Starring: Brendan Fraser, Hong Chau, Sadie Sink, Ty Simpkins, Samantha Morton

Director: Darren Aronofsky

Running Time: 117 Minutes

Rating: R for Profanity Borne of Anger and Frustration

Release Date: December 9, 2022 (Theaters)

What’s It About?: Charlie (Brendan Fraser) spends all of his days sitting on his couch, teaching an online English class and ordering delivery. Hardly anyone ever sees him, including his students, as he keeps his laptop camera disabled. He tells them it’s broken, but really, he just doesn’t want to have to deal with their reactions to the fact that he weighs 600 pounds. This may just be the last week of his life, as he’s enduring congestive heart failure and refusing to go to a hospital. So instead he’s looked after by his no-nonsense friend Liz (Hong Chau), who’s also a nurse. They’re occasionally interrupted by door-to-door missionary Thomas (Ty Simpkins), who becomes obsessed with counseling Charlie through what he believes is the impending apocalypse. And in the meantime, Charlie also does his damnedest to reconnect with his estranged teenage daughter, the disaffected and manipulative Ellie (Sadie Sink).

• Tasks to perform:
1. From the film summary above, extract everything from "Starring: Brendan Fraser, Hong" down to "9, 2022 (Theaters)".
2. Answer these questions using the film summary above.
(a) Who directed the film?
(b) What is the film's running time?
(c) Which character is a nurse who looks after Charlie?

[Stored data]
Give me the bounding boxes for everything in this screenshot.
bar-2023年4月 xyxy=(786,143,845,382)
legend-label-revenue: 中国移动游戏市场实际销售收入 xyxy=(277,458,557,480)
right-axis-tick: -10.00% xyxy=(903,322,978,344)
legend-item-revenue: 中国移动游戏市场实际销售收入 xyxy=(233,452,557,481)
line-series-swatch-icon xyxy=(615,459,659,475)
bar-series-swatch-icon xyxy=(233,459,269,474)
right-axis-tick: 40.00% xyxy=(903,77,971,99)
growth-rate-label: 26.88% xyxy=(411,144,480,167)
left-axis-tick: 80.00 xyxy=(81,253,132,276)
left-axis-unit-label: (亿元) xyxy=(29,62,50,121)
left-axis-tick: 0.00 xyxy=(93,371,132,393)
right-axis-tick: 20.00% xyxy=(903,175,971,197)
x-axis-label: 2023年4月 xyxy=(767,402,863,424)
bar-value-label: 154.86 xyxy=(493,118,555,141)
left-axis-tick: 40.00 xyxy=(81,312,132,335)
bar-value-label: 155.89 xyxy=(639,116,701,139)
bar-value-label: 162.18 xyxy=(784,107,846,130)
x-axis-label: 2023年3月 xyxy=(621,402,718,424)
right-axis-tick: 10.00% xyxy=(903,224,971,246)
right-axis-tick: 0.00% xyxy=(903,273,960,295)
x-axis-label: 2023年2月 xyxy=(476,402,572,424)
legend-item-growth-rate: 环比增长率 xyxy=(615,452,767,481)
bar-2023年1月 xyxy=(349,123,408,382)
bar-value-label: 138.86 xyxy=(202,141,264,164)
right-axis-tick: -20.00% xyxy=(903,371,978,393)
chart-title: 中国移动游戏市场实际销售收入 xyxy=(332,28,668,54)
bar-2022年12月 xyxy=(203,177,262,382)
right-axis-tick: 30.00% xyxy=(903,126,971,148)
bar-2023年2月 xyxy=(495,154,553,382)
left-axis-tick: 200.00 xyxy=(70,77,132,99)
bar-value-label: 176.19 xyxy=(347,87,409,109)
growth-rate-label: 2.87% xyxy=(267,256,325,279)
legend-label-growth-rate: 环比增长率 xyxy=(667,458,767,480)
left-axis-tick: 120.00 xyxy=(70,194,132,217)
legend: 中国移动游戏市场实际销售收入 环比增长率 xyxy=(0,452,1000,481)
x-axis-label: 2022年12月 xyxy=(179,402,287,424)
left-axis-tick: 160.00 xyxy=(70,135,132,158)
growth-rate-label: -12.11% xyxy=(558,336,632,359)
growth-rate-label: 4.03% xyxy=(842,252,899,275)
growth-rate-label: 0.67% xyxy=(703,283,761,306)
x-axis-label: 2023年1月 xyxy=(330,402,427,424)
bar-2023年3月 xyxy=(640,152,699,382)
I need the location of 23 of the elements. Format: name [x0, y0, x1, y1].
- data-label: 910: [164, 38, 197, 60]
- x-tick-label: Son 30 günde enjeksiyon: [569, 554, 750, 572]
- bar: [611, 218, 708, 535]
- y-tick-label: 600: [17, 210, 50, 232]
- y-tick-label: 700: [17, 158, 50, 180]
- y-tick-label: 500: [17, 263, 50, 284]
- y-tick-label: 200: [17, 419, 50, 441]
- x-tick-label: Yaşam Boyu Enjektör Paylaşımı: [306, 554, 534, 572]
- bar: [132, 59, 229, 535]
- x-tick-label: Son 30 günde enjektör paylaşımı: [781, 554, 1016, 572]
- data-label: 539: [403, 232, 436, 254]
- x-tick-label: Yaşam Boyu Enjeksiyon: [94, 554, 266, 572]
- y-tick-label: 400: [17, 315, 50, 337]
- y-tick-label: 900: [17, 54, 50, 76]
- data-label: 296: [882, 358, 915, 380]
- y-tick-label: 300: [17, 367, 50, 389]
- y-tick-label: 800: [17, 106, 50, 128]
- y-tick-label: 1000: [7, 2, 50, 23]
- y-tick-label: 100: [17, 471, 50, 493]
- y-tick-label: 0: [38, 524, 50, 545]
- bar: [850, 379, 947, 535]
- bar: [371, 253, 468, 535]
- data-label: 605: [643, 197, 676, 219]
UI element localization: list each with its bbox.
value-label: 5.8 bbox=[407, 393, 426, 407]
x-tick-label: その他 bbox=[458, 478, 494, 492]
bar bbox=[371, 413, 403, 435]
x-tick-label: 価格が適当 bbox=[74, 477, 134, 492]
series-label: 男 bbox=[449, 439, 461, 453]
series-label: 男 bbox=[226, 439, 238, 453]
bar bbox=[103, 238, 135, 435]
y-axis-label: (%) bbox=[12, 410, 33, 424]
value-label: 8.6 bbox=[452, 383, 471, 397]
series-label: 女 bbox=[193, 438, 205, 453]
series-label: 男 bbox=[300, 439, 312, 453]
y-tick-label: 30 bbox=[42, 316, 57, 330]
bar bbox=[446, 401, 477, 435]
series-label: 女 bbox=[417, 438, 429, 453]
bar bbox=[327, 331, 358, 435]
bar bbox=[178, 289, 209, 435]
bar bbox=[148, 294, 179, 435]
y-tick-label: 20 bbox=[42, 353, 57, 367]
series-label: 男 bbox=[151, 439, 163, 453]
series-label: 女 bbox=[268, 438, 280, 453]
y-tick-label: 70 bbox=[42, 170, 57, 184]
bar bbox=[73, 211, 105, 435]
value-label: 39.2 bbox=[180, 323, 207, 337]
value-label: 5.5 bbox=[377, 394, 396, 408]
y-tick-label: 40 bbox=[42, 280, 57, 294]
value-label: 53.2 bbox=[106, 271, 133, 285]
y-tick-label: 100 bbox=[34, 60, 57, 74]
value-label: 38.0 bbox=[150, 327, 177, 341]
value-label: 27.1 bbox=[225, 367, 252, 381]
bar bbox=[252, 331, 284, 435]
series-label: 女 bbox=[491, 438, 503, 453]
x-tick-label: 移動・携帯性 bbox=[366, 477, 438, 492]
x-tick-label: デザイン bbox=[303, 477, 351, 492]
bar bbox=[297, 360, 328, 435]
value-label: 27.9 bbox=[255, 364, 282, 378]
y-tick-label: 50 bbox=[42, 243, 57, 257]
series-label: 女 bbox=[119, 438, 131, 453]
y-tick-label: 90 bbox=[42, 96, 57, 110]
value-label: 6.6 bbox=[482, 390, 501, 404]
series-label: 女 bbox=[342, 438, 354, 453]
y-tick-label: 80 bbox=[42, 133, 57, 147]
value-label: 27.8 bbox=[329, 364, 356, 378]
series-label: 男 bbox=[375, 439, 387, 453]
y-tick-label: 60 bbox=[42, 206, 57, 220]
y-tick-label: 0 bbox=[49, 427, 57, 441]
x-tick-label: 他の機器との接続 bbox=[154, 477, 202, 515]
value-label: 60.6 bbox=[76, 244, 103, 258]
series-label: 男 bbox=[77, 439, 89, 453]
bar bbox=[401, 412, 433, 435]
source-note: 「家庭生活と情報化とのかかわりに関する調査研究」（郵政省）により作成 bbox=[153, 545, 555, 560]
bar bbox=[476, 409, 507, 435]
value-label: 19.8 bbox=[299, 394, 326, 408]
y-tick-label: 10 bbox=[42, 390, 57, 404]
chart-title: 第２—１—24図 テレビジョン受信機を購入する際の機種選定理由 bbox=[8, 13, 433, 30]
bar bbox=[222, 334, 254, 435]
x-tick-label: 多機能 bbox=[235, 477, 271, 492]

• Answers to the problems:
1.
Starring: Brendan Fraser, Hong Chau, Sadie Sink, Ty Simpkins, Samantha Morton

Director: Darren Aronofsky

Running Time: 117 Minutes

Rating: R for Profanity Borne of Anger and Frustration

Release Date: December 9, 2022 (Theaters)

2.
(a) Darren Aronofsky
(b) 117 minutes
(c) Liz, played by Hong Chau